[Exercise materials]:
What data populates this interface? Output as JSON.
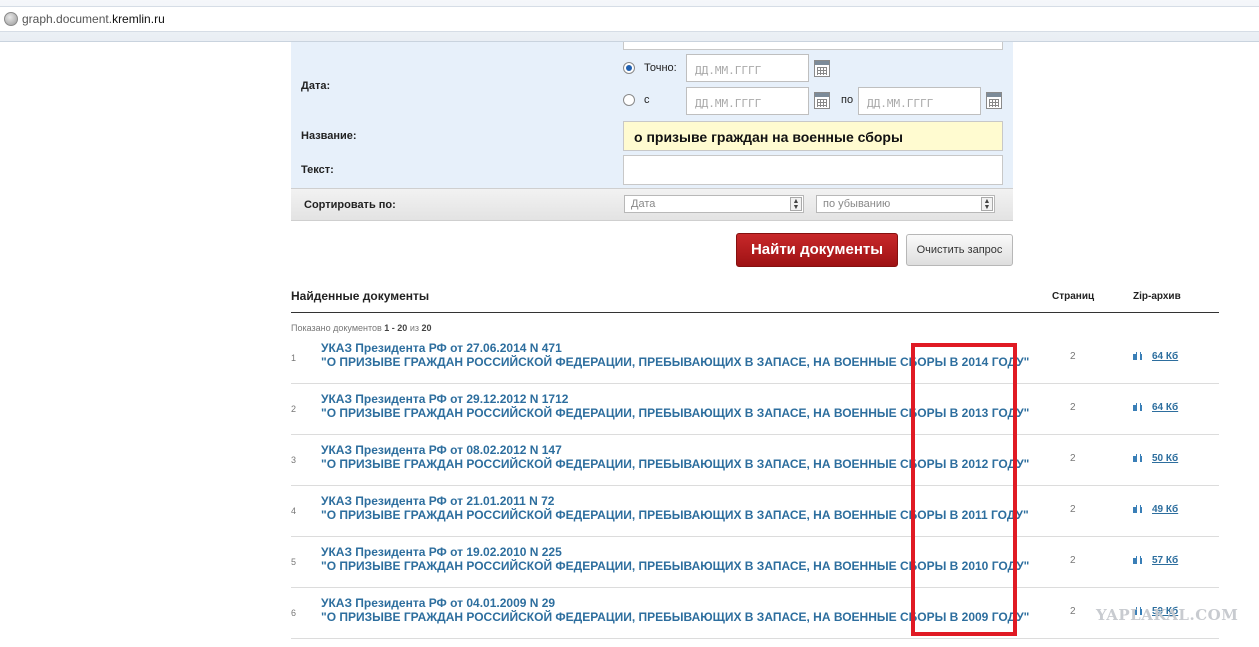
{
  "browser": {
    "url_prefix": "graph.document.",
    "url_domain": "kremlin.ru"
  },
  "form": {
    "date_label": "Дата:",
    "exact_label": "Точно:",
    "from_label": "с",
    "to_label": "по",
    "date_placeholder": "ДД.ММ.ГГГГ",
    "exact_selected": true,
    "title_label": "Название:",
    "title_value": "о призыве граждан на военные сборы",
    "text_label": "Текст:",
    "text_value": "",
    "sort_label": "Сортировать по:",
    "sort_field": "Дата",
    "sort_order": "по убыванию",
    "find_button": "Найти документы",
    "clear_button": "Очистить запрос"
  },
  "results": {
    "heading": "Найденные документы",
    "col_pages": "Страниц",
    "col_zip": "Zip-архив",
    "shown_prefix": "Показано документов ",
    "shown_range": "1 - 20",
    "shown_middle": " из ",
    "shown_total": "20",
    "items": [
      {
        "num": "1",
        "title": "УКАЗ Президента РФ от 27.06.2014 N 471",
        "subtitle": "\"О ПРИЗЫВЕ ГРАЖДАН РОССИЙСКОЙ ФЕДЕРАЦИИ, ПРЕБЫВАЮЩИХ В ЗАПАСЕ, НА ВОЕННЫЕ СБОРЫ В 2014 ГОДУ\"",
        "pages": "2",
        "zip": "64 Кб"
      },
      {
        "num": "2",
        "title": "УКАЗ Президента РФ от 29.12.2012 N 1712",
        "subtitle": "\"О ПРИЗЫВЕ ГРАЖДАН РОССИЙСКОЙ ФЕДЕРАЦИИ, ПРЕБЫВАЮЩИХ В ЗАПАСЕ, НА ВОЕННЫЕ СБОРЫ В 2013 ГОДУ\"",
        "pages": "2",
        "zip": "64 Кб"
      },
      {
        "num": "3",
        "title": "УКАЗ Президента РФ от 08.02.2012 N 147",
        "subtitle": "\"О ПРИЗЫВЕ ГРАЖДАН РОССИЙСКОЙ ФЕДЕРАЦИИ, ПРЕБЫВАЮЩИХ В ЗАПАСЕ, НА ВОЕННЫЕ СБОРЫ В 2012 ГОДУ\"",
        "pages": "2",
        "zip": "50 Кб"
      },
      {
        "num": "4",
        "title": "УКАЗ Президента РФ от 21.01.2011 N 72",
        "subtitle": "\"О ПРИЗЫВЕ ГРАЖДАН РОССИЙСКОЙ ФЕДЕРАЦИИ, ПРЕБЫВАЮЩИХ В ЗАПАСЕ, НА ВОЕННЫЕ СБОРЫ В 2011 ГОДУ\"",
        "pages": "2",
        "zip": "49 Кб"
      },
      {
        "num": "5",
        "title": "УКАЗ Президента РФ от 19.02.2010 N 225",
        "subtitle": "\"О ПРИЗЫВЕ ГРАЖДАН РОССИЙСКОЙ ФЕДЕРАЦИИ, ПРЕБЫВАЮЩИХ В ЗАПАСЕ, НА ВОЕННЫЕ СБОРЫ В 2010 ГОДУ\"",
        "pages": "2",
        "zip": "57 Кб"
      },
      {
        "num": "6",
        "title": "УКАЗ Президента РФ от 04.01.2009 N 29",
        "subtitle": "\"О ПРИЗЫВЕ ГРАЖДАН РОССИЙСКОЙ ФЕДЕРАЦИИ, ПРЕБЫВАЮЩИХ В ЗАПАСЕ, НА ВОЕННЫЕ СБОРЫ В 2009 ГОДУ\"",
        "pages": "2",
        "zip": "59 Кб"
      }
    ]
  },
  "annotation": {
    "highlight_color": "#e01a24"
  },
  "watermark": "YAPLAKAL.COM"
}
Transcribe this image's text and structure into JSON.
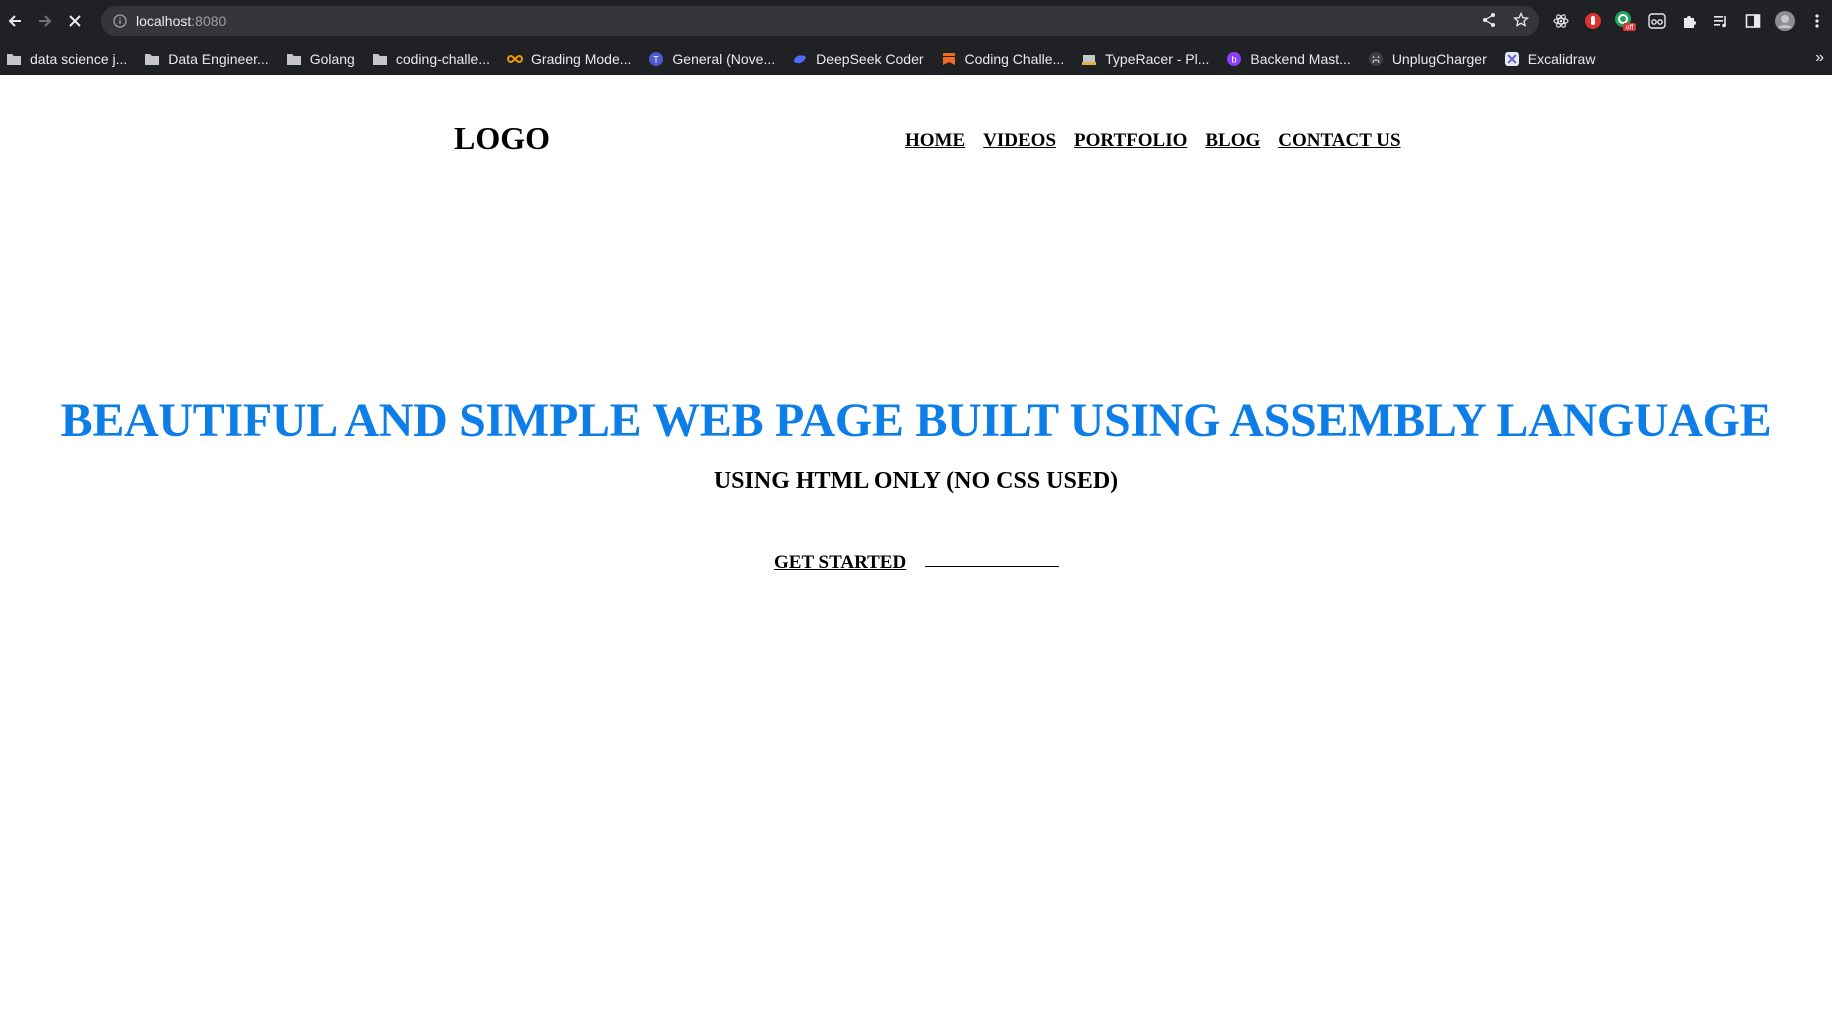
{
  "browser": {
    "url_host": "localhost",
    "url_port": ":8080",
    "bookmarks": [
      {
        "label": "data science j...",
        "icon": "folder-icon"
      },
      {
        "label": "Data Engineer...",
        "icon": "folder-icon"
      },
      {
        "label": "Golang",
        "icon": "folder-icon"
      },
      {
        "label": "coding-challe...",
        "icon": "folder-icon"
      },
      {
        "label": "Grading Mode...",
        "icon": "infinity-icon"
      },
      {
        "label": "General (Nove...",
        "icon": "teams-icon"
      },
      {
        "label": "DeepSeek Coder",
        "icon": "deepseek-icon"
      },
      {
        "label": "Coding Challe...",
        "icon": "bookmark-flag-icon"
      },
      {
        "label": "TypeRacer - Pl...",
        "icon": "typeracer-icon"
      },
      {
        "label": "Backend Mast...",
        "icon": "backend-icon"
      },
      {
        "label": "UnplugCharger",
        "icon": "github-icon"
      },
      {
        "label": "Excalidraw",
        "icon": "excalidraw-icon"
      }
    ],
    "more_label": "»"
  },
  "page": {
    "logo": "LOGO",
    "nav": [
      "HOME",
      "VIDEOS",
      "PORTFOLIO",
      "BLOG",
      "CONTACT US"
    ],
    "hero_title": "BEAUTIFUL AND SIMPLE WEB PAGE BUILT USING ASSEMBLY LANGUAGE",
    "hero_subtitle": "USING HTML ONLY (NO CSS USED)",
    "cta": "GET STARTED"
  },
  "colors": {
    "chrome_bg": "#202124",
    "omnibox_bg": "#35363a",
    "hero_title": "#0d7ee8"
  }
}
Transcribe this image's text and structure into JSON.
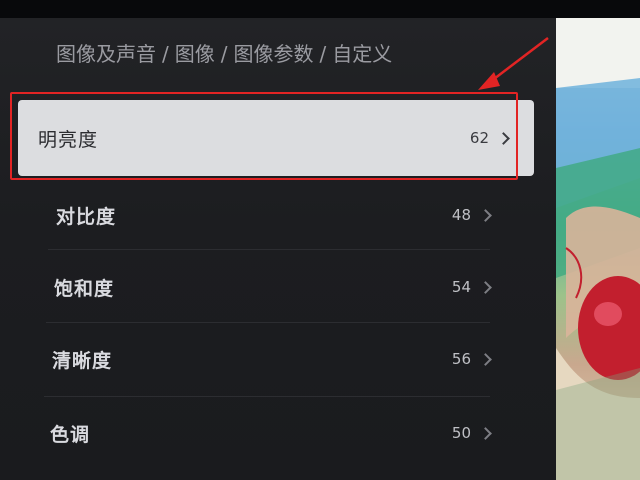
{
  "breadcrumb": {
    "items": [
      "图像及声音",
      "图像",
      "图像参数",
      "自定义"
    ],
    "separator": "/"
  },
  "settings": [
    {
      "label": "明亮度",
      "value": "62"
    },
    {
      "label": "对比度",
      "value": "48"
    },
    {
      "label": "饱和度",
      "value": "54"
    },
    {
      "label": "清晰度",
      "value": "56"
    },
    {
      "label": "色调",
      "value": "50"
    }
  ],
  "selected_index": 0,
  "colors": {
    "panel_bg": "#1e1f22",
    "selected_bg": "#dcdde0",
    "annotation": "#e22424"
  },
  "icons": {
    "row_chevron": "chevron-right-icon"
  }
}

[To do]:
An exact transcription of all the entries is required, without the pictures.

[The solution]:
What data populates this interface? Output as JSON.
{
  "browser": {
    "url_prefix": "graph.document.",
    "url_domain": "kremlin.ru"
  },
  "form": {
    "date_label": "Дата:",
    "exact_label": "Точно:",
    "from_label": "с",
    "to_label": "по",
    "date_placeholder": "ДД.ММ.ГГГГ",
    "exact_selected": true,
    "title_label": "Название:",
    "title_value": "о призыве граждан на военные сборы",
    "text_label": "Текст:",
    "text_value": "",
    "sort_label": "Сортировать по:",
    "sort_field": "Дата",
    "sort_order": "по убыванию",
    "find_button": "Найти документы",
    "clear_button": "Очистить запрос"
  },
  "results": {
    "heading": "Найденные документы",
    "col_pages": "Страниц",
    "col_zip": "Zip-архив",
    "shown_prefix": "Показано документов ",
    "shown_range": "1 - 20",
    "shown_middle": " из ",
    "shown_total": "20",
    "items": [
      {
        "num": "1",
        "title": "УКАЗ Президента РФ от 27.06.2014 N 471",
        "subtitle": "\"О ПРИЗЫВЕ ГРАЖДАН РОССИЙСКОЙ ФЕДЕРАЦИИ, ПРЕБЫВАЮЩИХ В ЗАПАСЕ, НА ВОЕННЫЕ СБОРЫ В 2014 ГОДУ\"",
        "pages": "2",
        "zip": "64 Кб"
      },
      {
        "num": "2",
        "title": "УКАЗ Президента РФ от 29.12.2012 N 1712",
        "subtitle": "\"О ПРИЗЫВЕ ГРАЖДАН РОССИЙСКОЙ ФЕДЕРАЦИИ, ПРЕБЫВАЮЩИХ В ЗАПАСЕ, НА ВОЕННЫЕ СБОРЫ В 2013 ГОДУ\"",
        "pages": "2",
        "zip": "64 Кб"
      },
      {
        "num": "3",
        "title": "УКАЗ Президента РФ от 08.02.2012 N 147",
        "subtitle": "\"О ПРИЗЫВЕ ГРАЖДАН РОССИЙСКОЙ ФЕДЕРАЦИИ, ПРЕБЫВАЮЩИХ В ЗАПАСЕ, НА ВОЕННЫЕ СБОРЫ В 2012 ГОДУ\"",
        "pages": "2",
        "zip": "50 Кб"
      },
      {
        "num": "4",
        "title": "УКАЗ Президента РФ от 21.01.2011 N 72",
        "subtitle": "\"О ПРИЗЫВЕ ГРАЖДАН РОССИЙСКОЙ ФЕДЕРАЦИИ, ПРЕБЫВАЮЩИХ В ЗАПАСЕ, НА ВОЕННЫЕ СБОРЫ В 2011 ГОДУ\"",
        "pages": "2",
        "zip": "49 Кб"
      },
      {
        "num": "5",
        "title": "УКАЗ Президента РФ от 19.02.2010 N 225",
        "subtitle": "\"О ПРИЗЫВЕ ГРАЖДАН РОССИЙСКОЙ ФЕДЕРАЦИИ, ПРЕБЫВАЮЩИХ В ЗАПАСЕ, НА ВОЕННЫЕ СБОРЫ В 2010 ГОДУ\"",
        "pages": "2",
        "zip": "57 Кб"
      },
      {
        "num": "6",
        "title": "УКАЗ Президента РФ от 04.01.2009 N 29",
        "subtitle": "\"О ПРИЗЫВЕ ГРАЖДАН РОССИЙСКОЙ ФЕДЕРАЦИИ, ПРЕБЫВАЮЩИХ В ЗАПАСЕ, НА ВОЕННЫЕ СБОРЫ В 2009 ГОДУ\"",
        "pages": "2",
        "zip": "59 Кб"
      }
    ]
  },
  "annotation": {
    "highlight_color": "#e01a24"
  },
  "watermark": "YAPLAKAL.COM"
}
Transcribe this image's text and structure into JSON.
{
  "browser": {
    "url_host": "localhost",
    "url_port": ":8080",
    "bookmarks": [
      {
        "label": "data science j...",
        "icon": "folder-icon"
      },
      {
        "label": "Data Engineer...",
        "icon": "folder-icon"
      },
      {
        "label": "Golang",
        "icon": "folder-icon"
      },
      {
        "label": "coding-challe...",
        "icon": "folder-icon"
      },
      {
        "label": "Grading Mode...",
        "icon": "infinity-icon"
      },
      {
        "label": "General (Nove...",
        "icon": "teams-icon"
      },
      {
        "label": "DeepSeek Coder",
        "icon": "deepseek-icon"
      },
      {
        "label": "Coding Challe...",
        "icon": "bookmark-flag-icon"
      },
      {
        "label": "TypeRacer - Pl...",
        "icon": "typeracer-icon"
      },
      {
        "label": "Backend Mast...",
        "icon": "backend-icon"
      },
      {
        "label": "UnplugCharger",
        "icon": "github-icon"
      },
      {
        "label": "Excalidraw",
        "icon": "excalidraw-icon"
      }
    ],
    "more_label": "»"
  },
  "page": {
    "logo": "LOGO",
    "nav": [
      "HOME",
      "VIDEOS",
      "PORTFOLIO",
      "BLOG",
      "CONTACT US"
    ],
    "hero_title": "BEAUTIFUL AND SIMPLE WEB PAGE BUILT USING ASSEMBLY LANGUAGE",
    "hero_subtitle": "USING HTML ONLY (NO CSS USED)",
    "cta": "GET STARTED"
  },
  "colors": {
    "chrome_bg": "#202124",
    "omnibox_bg": "#35363a",
    "hero_title": "#0d7ee8"
  }
}
Transcribe this image's text and structure into JSON.
{
  "breadcrumb": {
    "items": [
      "图像及声音",
      "图像",
      "图像参数",
      "自定义"
    ],
    "separator": "/"
  },
  "settings": [
    {
      "label": "明亮度",
      "value": "62"
    },
    {
      "label": "对比度",
      "value": "48"
    },
    {
      "label": "饱和度",
      "value": "54"
    },
    {
      "label": "清晰度",
      "value": "56"
    },
    {
      "label": "色调",
      "value": "50"
    }
  ],
  "selected_index": 0,
  "colors": {
    "panel_bg": "#1e1f22",
    "selected_bg": "#dcdde0",
    "annotation": "#e22424"
  },
  "icons": {
    "row_chevron": "chevron-right-icon"
  }
}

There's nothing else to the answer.